Recorded data:
§

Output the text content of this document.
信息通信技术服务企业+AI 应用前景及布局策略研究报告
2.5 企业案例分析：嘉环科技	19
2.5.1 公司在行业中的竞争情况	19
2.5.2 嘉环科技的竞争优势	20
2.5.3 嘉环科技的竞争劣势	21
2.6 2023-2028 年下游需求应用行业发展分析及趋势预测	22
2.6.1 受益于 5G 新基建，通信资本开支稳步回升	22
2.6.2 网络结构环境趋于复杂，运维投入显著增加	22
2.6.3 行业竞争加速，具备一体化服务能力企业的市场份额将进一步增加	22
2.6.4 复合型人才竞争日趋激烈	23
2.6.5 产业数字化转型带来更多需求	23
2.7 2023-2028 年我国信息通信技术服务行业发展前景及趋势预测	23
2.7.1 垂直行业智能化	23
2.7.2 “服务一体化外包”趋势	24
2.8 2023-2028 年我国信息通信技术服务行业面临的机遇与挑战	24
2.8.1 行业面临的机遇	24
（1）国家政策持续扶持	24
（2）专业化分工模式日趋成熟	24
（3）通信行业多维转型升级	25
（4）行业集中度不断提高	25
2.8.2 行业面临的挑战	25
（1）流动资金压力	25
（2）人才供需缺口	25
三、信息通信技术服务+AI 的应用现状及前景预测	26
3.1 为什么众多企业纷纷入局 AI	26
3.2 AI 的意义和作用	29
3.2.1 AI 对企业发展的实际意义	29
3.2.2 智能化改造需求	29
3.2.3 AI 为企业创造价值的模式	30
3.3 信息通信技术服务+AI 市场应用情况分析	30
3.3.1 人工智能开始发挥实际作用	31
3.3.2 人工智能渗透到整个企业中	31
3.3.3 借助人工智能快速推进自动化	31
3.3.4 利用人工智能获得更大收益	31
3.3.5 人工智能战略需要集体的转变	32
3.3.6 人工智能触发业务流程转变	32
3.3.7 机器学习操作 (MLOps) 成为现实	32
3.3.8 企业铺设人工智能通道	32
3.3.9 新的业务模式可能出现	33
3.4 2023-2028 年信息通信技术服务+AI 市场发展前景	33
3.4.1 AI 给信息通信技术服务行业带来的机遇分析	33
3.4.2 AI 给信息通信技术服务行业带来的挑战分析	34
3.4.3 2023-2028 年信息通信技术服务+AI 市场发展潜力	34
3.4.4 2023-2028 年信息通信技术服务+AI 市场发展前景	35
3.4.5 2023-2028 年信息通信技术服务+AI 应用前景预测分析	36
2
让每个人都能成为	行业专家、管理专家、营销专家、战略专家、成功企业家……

§

▸ **SHORT EXERCISE**: Repeat the material word for word, in full.

▸ **SOLUTION TO THIS PROBLEM**:
Output the text content of this document.
信息通信技术服务企业+AI 应用前景及布局策略研究报告
2.5 企业案例分析：嘉环科技	19
2.5.1 公司在行业中的竞争情况	19
2.5.2 嘉环科技的竞争优势	20
2.5.3 嘉环科技的竞争劣势	21
2.6 2023-2028 年下游需求应用行业发展分析及趋势预测	22
2.6.1 受益于 5G 新基建，通信资本开支稳步回升	22
2.6.2 网络结构环境趋于复杂，运维投入显著增加	22
2.6.3 行业竞争加速，具备一体化服务能力企业的市场份额将进一步增加	22
2.6.4 复合型人才竞争日趋激烈	23
2.6.5 产业数字化转型带来更多需求	23
2.7 2023-2028 年我国信息通信技术服务行业发展前景及趋势预测	23
2.7.1 垂直行业智能化	23
2.7.2 “服务一体化外包”趋势	24
2.8 2023-2028 年我国信息通信技术服务行业面临的机遇与挑战	24
2.8.1 行业面临的机遇	24
（1）国家政策持续扶持	24
（2）专业化分工模式日趋成熟	24
（3）通信行业多维转型升级	25
（4）行业集中度不断提高	25
2.8.2 行业面临的挑战	25
（1）流动资金压力	25
（2）人才供需缺口	25
三、信息通信技术服务+AI 的应用现状及前景预测	26
3.1 为什么众多企业纷纷入局 AI	26
3.2 AI 的意义和作用	29
3.2.1 AI 对企业发展的实际意义	29
3.2.2 智能化改造需求	29
3.2.3 AI 为企业创造价值的模式	30
3.3 信息通信技术服务+AI 市场应用情况分析	30
3.3.1 人工智能开始发挥实际作用	31
3.3.2 人工智能渗透到整个企业中	31
3.3.3 借助人工智能快速推进自动化	31
3.3.4 利用人工智能获得更大收益	31
3.3.5 人工智能战略需要集体的转变	32
3.3.6 人工智能触发业务流程转变	32
3.3.7 机器学习操作 (MLOps) 成为现实	32
3.3.8 企业铺设人工智能通道	32
3.3.9 新的业务模式可能出现	33
3.4 2023-2028 年信息通信技术服务+AI 市场发展前景	33
3.4.1 AI 给信息通信技术服务行业带来的机遇分析	33
3.4.2 AI 给信息通信技术服务行业带来的挑战分析	34
3.4.3 2023-2028 年信息通信技术服务+AI 市场发展潜力	34
3.4.4 2023-2028 年信息通信技术服务+AI 市场发展前景	35
3.4.5 2023-2028 年信息通信技术服务+AI 应用前景预测分析	36
2
让每个人都能成为	行业专家、管理专家、营销专家、战略专家、成功企业家……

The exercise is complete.